In 2013, the Center for Medicare and Medicaid Services (CMS) implemented a mandatory functional status reporting system for outpatient therapy services for Medicare patients. Functional outcomes assessment is included as part of Physician Quality Reporting System (PQRS) for Medicare patients. 2 Unlike inpatient rehabilitation, settings that use CMS-prescribed data elements for prospective payment, in the Medicare reporting systems providers choose the measure of function that they feel is most appropriate for their patients.
For these reasons, it is critical that research be conducted to provide clinicians and researchers with the data to guide selection and interpretation of outcome measures. Leaders in upper limb prosthetic rehabilitation understand the importance of choosing outcome measures that have been evaluated for persons with upper limb amputation and that are reliable, valid, and responsive to change.3 –6 However, limited research on measurement properties of existing measures and lack of measures that assess important domains have created challenges for the field.6 –10
Our group has conducted several studies to examine measurement properties of the measures utilized in the Department of Veterans Affairs (VA) Study to Optimize the DEKA Arm.11,12 We also designed and tested a new measure to fill the gap in activity performance measures for adults with upper limb amputation. 13 We reported test–retest reliability of the Box and Block Test of Manual Dexterity (BB),14 –16 the Jebsen–Taylor Hand Function (JTHF) test, 17 the Activities Measure for Adults with Upper Limb Amputation (AM-ULA), 11 the University of New Brunswick (UNB) measure of prosthetic skill and spontaneity, 11 and two self-report measures of function, the Upper Extremity Functional Scale (UEFS),9,18 and the Patient-Specific Functional Scale (PSFS). 19 We also examined inter-rater reliability of all performance measures rated by clinicians, 11 and known group validity of the UNB 11 measure and AM-ULA. 11
However, we have not yet reported on measure responsiveness to change during prosthetic training. Therefore, the purpose of this study was to examine responsiveness of outcome measures utilized in the VA Study to Optimize the DEKA Arm. We aimed to (1) compare responsiveness of measures; (2) determine whether responsiveness varied by level of prosthesis, and (3) examine whether measures plateaued or continued to improve over the course of training. We hypothesized that the majority of measures would be responsive to training, and that responsiveness would vary by prosthetic level and amount of training.
------------------------------------------------------------
■ Work required ■
Rewrite everything in the passage on outcome measures for upper limb prosthetic rehabilitation from "In 2013, the" down to "for their patients.", putting "required" in place of "mandatory".
------------------------------------------------------------
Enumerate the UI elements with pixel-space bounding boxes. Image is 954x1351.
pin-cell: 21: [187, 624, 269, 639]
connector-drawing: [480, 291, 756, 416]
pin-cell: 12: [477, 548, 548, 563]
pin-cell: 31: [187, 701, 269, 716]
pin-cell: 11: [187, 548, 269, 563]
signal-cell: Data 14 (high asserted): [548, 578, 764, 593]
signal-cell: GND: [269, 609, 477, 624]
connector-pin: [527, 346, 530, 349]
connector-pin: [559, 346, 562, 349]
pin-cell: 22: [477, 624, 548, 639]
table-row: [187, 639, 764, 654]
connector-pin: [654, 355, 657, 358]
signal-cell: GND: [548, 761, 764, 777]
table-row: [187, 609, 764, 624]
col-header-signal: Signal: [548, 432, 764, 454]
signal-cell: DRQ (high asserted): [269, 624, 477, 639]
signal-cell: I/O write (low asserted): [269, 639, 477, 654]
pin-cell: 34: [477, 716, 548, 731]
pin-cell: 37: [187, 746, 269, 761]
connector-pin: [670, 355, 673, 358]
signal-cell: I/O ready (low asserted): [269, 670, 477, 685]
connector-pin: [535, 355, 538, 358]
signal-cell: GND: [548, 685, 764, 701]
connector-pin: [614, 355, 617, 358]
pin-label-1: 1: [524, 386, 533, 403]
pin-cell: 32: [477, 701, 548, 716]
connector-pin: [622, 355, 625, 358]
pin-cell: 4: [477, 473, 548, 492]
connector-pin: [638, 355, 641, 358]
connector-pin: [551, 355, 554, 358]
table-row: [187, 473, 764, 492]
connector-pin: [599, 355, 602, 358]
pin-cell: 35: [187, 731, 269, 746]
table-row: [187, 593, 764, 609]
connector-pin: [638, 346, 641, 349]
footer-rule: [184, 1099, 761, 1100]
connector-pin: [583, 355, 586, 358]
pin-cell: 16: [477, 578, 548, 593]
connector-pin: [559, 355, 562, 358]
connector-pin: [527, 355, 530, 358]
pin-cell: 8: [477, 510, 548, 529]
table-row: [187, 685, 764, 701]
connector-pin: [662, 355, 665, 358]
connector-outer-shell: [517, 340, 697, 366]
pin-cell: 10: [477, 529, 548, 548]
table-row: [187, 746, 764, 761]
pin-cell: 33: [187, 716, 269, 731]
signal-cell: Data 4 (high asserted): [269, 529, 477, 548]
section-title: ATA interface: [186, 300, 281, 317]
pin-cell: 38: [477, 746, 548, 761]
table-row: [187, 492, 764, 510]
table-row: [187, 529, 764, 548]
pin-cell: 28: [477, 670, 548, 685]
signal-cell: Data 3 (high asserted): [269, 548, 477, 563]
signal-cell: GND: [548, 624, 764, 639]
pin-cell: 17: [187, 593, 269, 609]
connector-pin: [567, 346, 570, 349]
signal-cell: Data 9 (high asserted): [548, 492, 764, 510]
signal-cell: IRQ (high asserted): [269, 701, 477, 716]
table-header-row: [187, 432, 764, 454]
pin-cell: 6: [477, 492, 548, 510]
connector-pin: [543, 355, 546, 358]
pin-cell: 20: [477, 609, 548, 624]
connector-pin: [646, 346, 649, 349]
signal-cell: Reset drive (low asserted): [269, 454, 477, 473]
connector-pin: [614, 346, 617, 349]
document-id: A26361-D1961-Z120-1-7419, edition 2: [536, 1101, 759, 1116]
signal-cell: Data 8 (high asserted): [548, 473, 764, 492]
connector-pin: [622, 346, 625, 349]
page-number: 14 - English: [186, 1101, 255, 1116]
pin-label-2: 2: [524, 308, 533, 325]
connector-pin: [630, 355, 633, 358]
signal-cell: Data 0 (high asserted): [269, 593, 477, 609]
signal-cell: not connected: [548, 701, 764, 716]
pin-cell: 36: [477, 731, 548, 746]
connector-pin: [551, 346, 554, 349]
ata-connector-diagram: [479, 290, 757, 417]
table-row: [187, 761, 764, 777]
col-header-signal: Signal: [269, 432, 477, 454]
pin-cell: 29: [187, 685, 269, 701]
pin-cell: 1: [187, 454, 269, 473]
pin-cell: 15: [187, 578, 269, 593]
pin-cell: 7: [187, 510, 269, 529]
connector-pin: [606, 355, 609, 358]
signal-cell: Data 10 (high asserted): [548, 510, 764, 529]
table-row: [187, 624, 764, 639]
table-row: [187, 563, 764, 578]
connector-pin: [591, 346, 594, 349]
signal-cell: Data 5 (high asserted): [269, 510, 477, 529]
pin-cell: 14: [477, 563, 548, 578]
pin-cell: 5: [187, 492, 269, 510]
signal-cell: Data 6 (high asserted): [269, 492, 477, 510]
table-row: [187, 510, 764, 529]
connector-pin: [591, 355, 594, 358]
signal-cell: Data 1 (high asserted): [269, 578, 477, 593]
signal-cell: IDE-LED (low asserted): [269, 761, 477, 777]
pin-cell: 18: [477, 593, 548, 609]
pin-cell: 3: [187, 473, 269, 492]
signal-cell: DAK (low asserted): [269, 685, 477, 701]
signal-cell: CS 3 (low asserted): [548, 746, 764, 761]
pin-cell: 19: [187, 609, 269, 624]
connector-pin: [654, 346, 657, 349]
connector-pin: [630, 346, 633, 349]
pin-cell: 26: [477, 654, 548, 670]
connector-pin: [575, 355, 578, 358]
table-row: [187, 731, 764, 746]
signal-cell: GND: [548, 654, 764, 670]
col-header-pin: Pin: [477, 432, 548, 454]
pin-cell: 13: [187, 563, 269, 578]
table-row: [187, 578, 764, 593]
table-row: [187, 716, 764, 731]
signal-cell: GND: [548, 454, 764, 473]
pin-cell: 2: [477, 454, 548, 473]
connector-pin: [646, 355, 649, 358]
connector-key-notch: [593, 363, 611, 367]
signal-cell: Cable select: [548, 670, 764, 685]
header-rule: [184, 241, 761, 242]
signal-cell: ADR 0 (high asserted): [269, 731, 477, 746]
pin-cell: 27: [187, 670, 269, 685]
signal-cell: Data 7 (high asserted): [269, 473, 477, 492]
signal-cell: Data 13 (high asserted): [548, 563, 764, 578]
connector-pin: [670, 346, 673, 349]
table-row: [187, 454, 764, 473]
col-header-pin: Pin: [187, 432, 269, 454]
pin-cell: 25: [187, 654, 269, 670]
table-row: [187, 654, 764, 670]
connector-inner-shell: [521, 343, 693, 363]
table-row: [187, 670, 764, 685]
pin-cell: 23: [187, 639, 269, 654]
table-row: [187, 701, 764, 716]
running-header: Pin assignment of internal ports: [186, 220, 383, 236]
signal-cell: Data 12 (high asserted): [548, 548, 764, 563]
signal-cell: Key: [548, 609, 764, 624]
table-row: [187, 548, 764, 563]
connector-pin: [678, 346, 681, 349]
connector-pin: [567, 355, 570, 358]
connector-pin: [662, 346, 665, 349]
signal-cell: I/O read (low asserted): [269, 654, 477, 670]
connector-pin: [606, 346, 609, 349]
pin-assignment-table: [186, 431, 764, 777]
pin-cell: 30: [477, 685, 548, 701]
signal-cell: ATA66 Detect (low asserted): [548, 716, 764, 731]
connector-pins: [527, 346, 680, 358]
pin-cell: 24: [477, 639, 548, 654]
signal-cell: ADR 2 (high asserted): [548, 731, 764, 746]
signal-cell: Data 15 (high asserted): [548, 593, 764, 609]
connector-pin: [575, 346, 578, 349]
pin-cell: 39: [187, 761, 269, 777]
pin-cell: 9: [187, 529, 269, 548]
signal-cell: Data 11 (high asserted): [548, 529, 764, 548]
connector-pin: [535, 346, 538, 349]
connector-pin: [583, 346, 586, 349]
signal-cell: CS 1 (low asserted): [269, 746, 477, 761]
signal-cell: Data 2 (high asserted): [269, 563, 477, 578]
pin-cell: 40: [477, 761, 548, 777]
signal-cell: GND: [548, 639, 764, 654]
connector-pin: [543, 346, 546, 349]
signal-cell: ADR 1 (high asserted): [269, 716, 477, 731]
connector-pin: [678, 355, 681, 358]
------------------------------------------------------------
■ Solution ■
In 2013, the Center for Medicare and Medicaid Services (CMS) implemented a required functional status reporting system for outpatient therapy services for Medicare patients. Functional outcomes assessment is included as part of Physician Quality Reporting System (PQRS) for Medicare patients. 2 Unlike inpatient rehabilitation, settings that use CMS-prescribed data elements for prospective payment, in the Medicare reporting systems providers choose the measure of function that they feel is most appropriate for their patients.